MATERIAL FOR THIS EXERCISE =
--- Begin ---

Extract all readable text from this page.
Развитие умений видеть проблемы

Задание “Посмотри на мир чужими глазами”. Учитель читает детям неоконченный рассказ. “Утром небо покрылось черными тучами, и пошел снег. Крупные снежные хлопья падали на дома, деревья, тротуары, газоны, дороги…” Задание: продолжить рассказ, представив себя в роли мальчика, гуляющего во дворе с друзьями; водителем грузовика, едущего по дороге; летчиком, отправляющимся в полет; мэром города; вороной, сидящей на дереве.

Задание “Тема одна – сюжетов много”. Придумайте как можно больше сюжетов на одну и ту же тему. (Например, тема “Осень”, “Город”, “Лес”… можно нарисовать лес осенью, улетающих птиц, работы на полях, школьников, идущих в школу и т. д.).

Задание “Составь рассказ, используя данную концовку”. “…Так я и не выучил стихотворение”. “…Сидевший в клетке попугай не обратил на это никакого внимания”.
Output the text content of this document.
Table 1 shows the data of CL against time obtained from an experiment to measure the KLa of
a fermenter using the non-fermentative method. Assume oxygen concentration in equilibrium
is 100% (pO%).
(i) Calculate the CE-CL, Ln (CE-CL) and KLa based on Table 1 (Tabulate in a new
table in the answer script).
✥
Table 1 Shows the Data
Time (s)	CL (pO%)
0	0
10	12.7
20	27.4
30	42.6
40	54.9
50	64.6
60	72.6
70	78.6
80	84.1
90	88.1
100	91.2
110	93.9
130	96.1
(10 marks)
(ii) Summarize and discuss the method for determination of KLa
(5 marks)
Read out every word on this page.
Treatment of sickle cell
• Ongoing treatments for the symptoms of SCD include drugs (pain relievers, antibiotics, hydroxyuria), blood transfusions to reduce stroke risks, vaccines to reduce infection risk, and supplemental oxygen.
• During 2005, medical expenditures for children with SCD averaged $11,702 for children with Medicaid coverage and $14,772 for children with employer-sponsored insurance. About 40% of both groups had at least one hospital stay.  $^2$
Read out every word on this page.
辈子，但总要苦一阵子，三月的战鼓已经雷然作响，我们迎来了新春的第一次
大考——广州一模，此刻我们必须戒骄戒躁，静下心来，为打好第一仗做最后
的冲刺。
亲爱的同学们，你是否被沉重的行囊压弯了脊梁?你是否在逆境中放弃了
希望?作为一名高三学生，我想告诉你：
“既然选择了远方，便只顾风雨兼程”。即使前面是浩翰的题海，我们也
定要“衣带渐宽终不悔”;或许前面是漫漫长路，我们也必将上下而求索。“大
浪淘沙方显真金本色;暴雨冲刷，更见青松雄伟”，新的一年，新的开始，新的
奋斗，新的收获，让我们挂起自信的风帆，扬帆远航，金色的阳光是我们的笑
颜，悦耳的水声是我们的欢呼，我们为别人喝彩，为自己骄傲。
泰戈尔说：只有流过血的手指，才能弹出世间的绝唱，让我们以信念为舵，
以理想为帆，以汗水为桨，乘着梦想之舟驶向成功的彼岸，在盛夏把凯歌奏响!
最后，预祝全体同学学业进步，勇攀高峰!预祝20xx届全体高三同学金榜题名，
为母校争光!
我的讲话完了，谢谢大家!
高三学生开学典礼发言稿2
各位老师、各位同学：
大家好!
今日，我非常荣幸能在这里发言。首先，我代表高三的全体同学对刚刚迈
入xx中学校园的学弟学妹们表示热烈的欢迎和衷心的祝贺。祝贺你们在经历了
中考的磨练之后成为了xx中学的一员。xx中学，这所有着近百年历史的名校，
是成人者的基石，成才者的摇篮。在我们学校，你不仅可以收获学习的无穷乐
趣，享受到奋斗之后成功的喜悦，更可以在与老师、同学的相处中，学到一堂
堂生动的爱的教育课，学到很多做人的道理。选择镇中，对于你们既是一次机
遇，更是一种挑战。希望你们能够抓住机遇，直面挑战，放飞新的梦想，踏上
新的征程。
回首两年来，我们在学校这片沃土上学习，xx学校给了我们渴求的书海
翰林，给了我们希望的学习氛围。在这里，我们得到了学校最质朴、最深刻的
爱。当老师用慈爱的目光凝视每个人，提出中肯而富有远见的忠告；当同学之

--- End ---

INSTRUCTION =
Search the data above for the string "from" and copy each line that has it.

WORKED ANSWER =
Extract all readable text from this page.
Table 1 shows the data of CL against time obtained from an experiment to measure the KLa of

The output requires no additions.